Dataset items
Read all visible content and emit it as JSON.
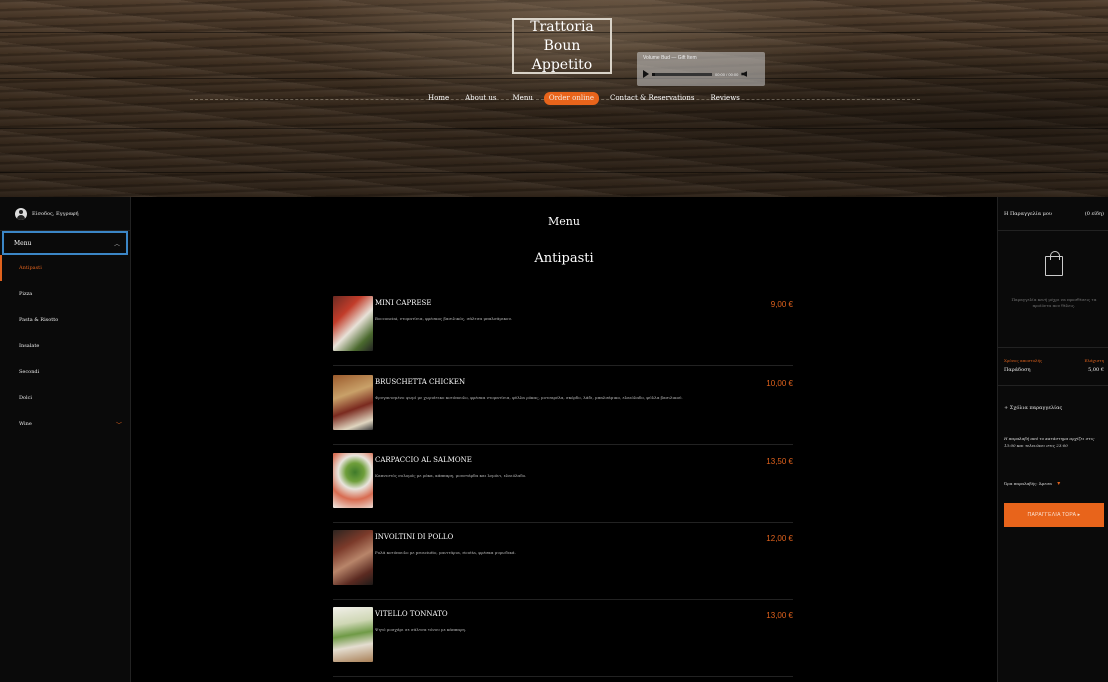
{
  "brand": {
    "line1": "Trattoria",
    "line2": "Boun Appetito"
  },
  "audio": {
    "title": "Volume Bud — Gift Item",
    "time": "00:00 / 00:00",
    "progress": 0.05
  },
  "nav": {
    "items": [
      {
        "label": "Home",
        "active": false
      },
      {
        "label": "About us",
        "active": false
      },
      {
        "label": "Menu",
        "active": false
      },
      {
        "label": "Order online",
        "active": true
      },
      {
        "label": "Contact & Reservations",
        "active": false
      },
      {
        "label": "Reviews",
        "active": false
      }
    ]
  },
  "sidebar": {
    "login": "Είσοδος, Εγγραφή",
    "menu_label": "Menu",
    "categories": [
      {
        "label": "Antipasti",
        "active": true,
        "expandable": false
      },
      {
        "label": "Pizza",
        "active": false,
        "expandable": false
      },
      {
        "label": "Pasta & Risotto",
        "active": false,
        "expandable": false
      },
      {
        "label": "Insalate",
        "active": false,
        "expandable": false
      },
      {
        "label": "Secondi",
        "active": false,
        "expandable": false
      },
      {
        "label": "Dolci",
        "active": false,
        "expandable": false
      },
      {
        "label": "Wine",
        "active": false,
        "expandable": true
      }
    ]
  },
  "main": {
    "title": "Menu",
    "section": "Antipasti",
    "dishes": [
      {
        "name": "MINI CAPRESE",
        "description": "Bocconcini, ντοματίνια, φρέσκος βασιλικός, σάλτσα μπαλσάμικου.",
        "price": "9,00 €"
      },
      {
        "name": "BRUSCHETTA CHICKEN",
        "description": "Φρυγανισμένο ψωμί με χωριάτικο κοτόπουλο, φρέσκα ντοματίνια, φύλλα ρόκας, μοτσαρέλα, σκόρδο, λάδι, μπαλσάμικο, ελαιόλαδο, φύλλα βασιλικού.",
        "price": "10,00 €"
      },
      {
        "name": "CARPACCIO AL SALMONE",
        "description": "Καπνιστός σολομός με ρόκα, κάππαρη, μουστάρδα και λεμόνι, ελαιόλαδο.",
        "price": "13,50 €"
      },
      {
        "name": "INVOLTINI DI POLLO",
        "description": "Ρολά κοτόπουλο με prosciutto, μανιτάρια, ricotta, φρέσκα μυρωδικά.",
        "price": "12,00 €"
      },
      {
        "name": "VITELLO TONNATO",
        "description": "Ψητό μοσχάρι σε σάλτσα τόνου με κάππαρη.",
        "price": "13,00 €"
      }
    ]
  },
  "cart": {
    "title": "Η Παραγγελία μου",
    "count": "(0 είδη)",
    "empty_text": "Παραγγελία κενή μέχρι να προσθέσεις τα προϊόντα που θέλεις.",
    "delivery_label": "Χρόνος αποστολής",
    "delivery_value": "Παράδοση",
    "min_label": "Ελάχιστη",
    "min_value": "5,00 €",
    "comments": "+ Σχόλια παραγγελίας",
    "hours_note": "Η παραλαβή από το κατάστημα αρχίζει στις 13:00 και τελειώνει στις 23:00",
    "time_label": "Ώρα παραλαβής: Άμεσα",
    "order_button": "ΠΑΡΑΓΓΕΛΙΑ ΤΩΡΑ ▸"
  },
  "colors": {
    "accent": "#e8641b",
    "focus": "#3b86c6",
    "background": "#000000"
  }
}
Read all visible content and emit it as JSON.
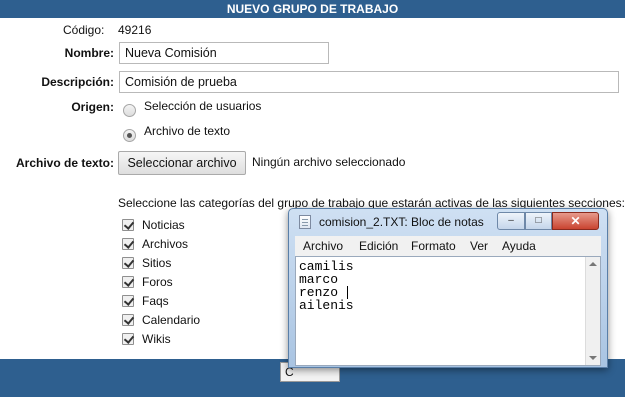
{
  "header": {
    "title": "NUEVO GRUPO DE TRABAJO"
  },
  "form": {
    "codigo_label": "Código:",
    "codigo_value": "49216",
    "nombre_label": "Nombre:",
    "nombre_value": "Nueva Comisión",
    "descripcion_label": "Descripción:",
    "descripcion_value": "Comisión de prueba",
    "origen_label": "Origen:",
    "origen_options": [
      {
        "label": "Selección de usuarios",
        "checked": false
      },
      {
        "label": "Archivo de texto",
        "checked": true
      }
    ],
    "archivo_label": "Archivo de texto:",
    "archivo_button": "Seleccionar archivo",
    "archivo_status": "Ningún archivo seleccionado",
    "categorias_intro": "Seleccione las categorías del grupo de trabajo que estarán activas de las siguientes secciones:",
    "categorias": [
      {
        "label": "Noticias",
        "checked": true
      },
      {
        "label": "Archivos",
        "checked": true
      },
      {
        "label": "Sitios",
        "checked": true
      },
      {
        "label": "Foros",
        "checked": true
      },
      {
        "label": "Faqs",
        "checked": true
      },
      {
        "label": "Calendario",
        "checked": true
      },
      {
        "label": "Wikis",
        "checked": true
      }
    ]
  },
  "footer": {
    "button_partial": "C"
  },
  "notepad": {
    "title": "comision_2.TXT: Bloc de notas",
    "controls": {
      "minimize": "–",
      "maximize": "□",
      "close": "✕"
    },
    "menu": [
      "Archivo",
      "Edición",
      "Formato",
      "Ver",
      "Ayuda"
    ],
    "lines": [
      "camilis",
      "marco",
      "renzo",
      "ailenis"
    ]
  },
  "colors": {
    "header_bg": "#2e5f8f",
    "footer_bg": "#2e5f8f",
    "notepad_frame": "#a9c4e2",
    "close_button": "#c94430"
  }
}
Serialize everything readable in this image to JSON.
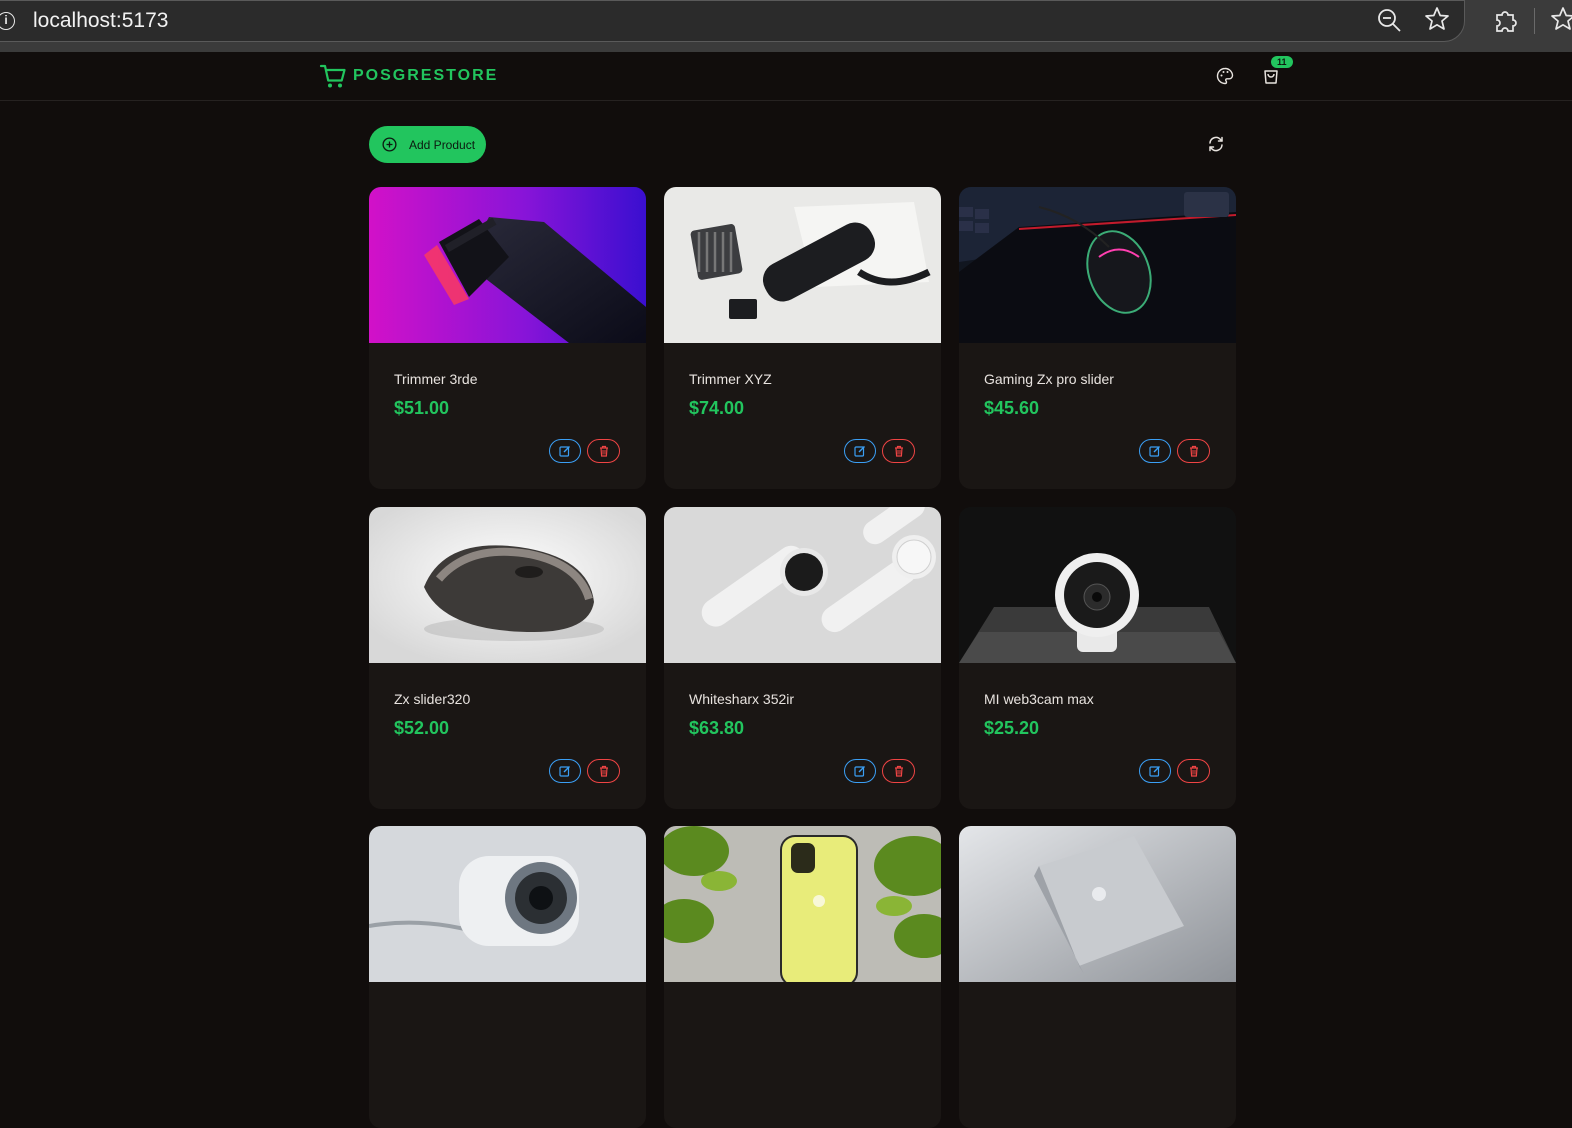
{
  "browser": {
    "url": "localhost:5173"
  },
  "app": {
    "brand": "POSGRESTORE",
    "cart_count": "11",
    "add_product_label": "Add Product"
  },
  "colors": {
    "accent": "#22c55e",
    "edit": "#3b9ff5",
    "delete": "#ef4444",
    "background": "#110d0c",
    "card": "#1a1614"
  },
  "products": [
    {
      "name": "Trimmer 3rde",
      "price": "$51.00"
    },
    {
      "name": "Trimmer XYZ",
      "price": "$74.00"
    },
    {
      "name": "Gaming Zx pro slider",
      "price": "$45.60"
    },
    {
      "name": "Zx slider320",
      "price": "$52.00"
    },
    {
      "name": "Whitesharx 352ir",
      "price": "$63.80"
    },
    {
      "name": "MI web3cam max",
      "price": "$25.20"
    }
  ]
}
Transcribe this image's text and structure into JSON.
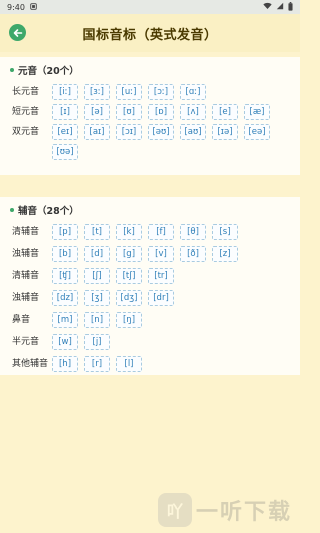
{
  "status": {
    "time": "9:40",
    "icons": [
      "notification-icon",
      "wifi-icon",
      "signal-icon",
      "battery-icon"
    ]
  },
  "header": {
    "title": "国标音标（英式发音）",
    "back_icon": "back-arrow-icon"
  },
  "vowels": {
    "title": "元音（20个）",
    "rows": [
      {
        "label": "长元音",
        "items": [
          "[iː]",
          "[ɜː]",
          "[uː]",
          "[ɔː]",
          "[ɑː]"
        ]
      },
      {
        "label": "短元音",
        "items": [
          "[ɪ]",
          "[ə]",
          "[ʊ]",
          "[ɒ]",
          "[ʌ]",
          "[e]",
          "[æ]"
        ]
      },
      {
        "label": "双元音",
        "items": [
          "[eɪ]",
          "[aɪ]",
          "[ɔɪ]",
          "[əʊ]",
          "[aʊ]",
          "[ɪə]",
          "[eə]",
          "[ʊə]"
        ]
      }
    ]
  },
  "consonants": {
    "title": "辅音（28个）",
    "rows": [
      {
        "label": "清辅音",
        "items": [
          "[p]",
          "[t]",
          "[k]",
          "[f]",
          "[θ]",
          "[s]"
        ]
      },
      {
        "label": "浊辅音",
        "items": [
          "[b]",
          "[d]",
          "[g]",
          "[v]",
          "[ð]",
          "[z]"
        ]
      },
      {
        "label": "清辅音",
        "items": [
          "[ʧ]",
          "[ʃ]",
          "[tʃ]",
          "[tr]"
        ]
      },
      {
        "label": "浊辅音",
        "items": [
          "[dz]",
          "[ʒ]",
          "[dʒ]",
          "[dr]"
        ]
      },
      {
        "label": "鼻音",
        "items": [
          "[m]",
          "[n]",
          "[ŋ]"
        ]
      },
      {
        "label": "半元音",
        "items": [
          "[w]",
          "[j]"
        ]
      },
      {
        "label": "其他辅音",
        "items": [
          "[h]",
          "[r]",
          "[l]"
        ]
      }
    ]
  },
  "watermark": {
    "logo": "吖",
    "text": "一听下载"
  },
  "colors": {
    "accent": "#3ea86a",
    "chip_text": "#2f7fb8",
    "background": "#fdf3cd"
  }
}
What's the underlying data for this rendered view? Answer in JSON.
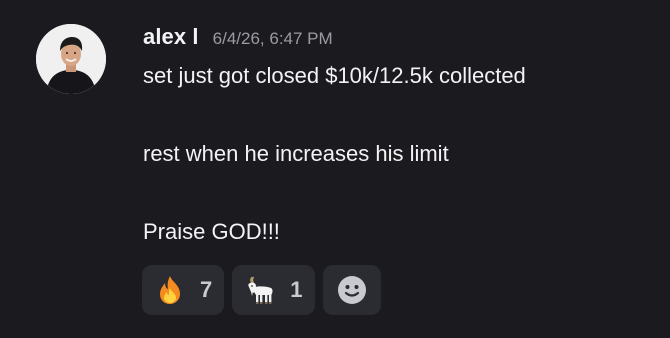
{
  "message": {
    "username": "alex l",
    "timestamp": "6/4/26, 6:47 PM",
    "lines": [
      "set just got closed $10k/12.5k collected",
      "rest when he increases his limit",
      "Praise GOD!!!"
    ]
  },
  "reactions": [
    {
      "icon": "fire-icon",
      "count": "7"
    },
    {
      "icon": "goat-icon",
      "count": "1"
    }
  ],
  "add_reaction_icon": "smiley-icon",
  "colors": {
    "background": "#1b1b1f",
    "reaction_bg": "#2b2c31",
    "text": "#f2f3f5",
    "muted": "#9a9ba3"
  }
}
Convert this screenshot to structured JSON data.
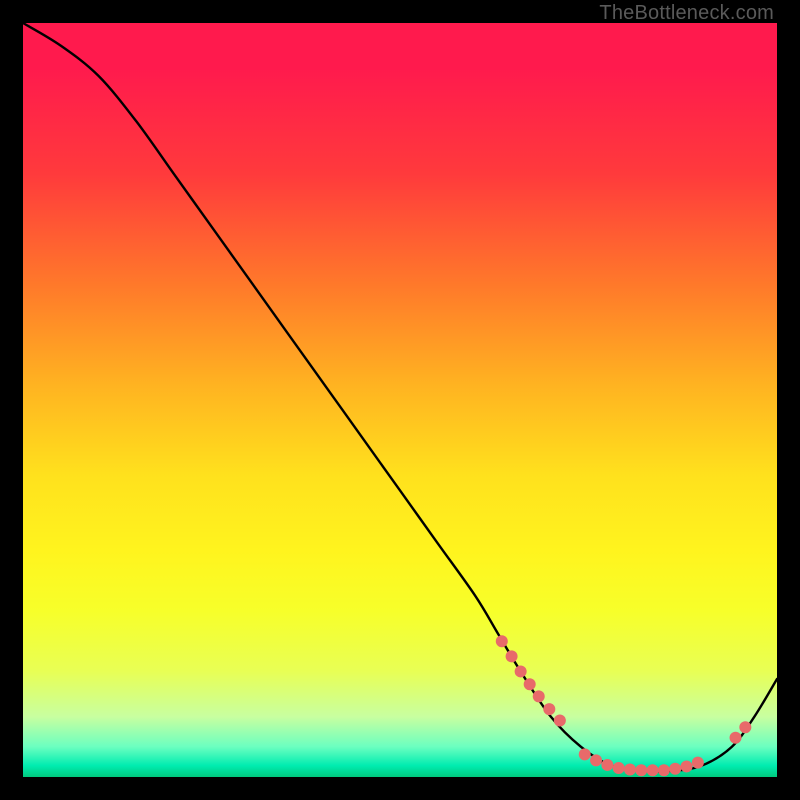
{
  "attribution": "TheBottleneck.com",
  "chart_data": {
    "type": "line",
    "title": "",
    "xlabel": "",
    "ylabel": "",
    "xlim": [
      0,
      100
    ],
    "ylim": [
      0,
      100
    ],
    "grid": false,
    "series": [
      {
        "name": "curve",
        "color": "#000000",
        "x": [
          0,
          5,
          10,
          15,
          20,
          25,
          30,
          35,
          40,
          45,
          50,
          55,
          60,
          63,
          66,
          70,
          74,
          78,
          82,
          86,
          90,
          94,
          97,
          100
        ],
        "y": [
          100,
          97,
          93,
          87,
          80,
          73,
          66,
          59,
          52,
          45,
          38,
          31,
          24,
          19,
          14,
          8,
          4,
          1.5,
          0.8,
          0.8,
          1.5,
          4,
          8,
          13
        ]
      }
    ],
    "markers": {
      "name": "highlight-points",
      "color": "#e86a6a",
      "radius_px": 6,
      "x": [
        63.5,
        64.8,
        66.0,
        67.2,
        68.4,
        69.8,
        71.2,
        74.5,
        76.0,
        77.5,
        79.0,
        80.5,
        82.0,
        83.5,
        85.0,
        86.5,
        88.0,
        89.5,
        94.5,
        95.8
      ],
      "y": [
        18.0,
        16.0,
        14.0,
        12.3,
        10.7,
        9.0,
        7.5,
        3.0,
        2.2,
        1.6,
        1.2,
        1.0,
        0.9,
        0.9,
        0.9,
        1.1,
        1.4,
        1.9,
        5.2,
        6.6
      ]
    }
  }
}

The task
Give only a number: how many lines of the data hold the string "title"?

Worked answer
9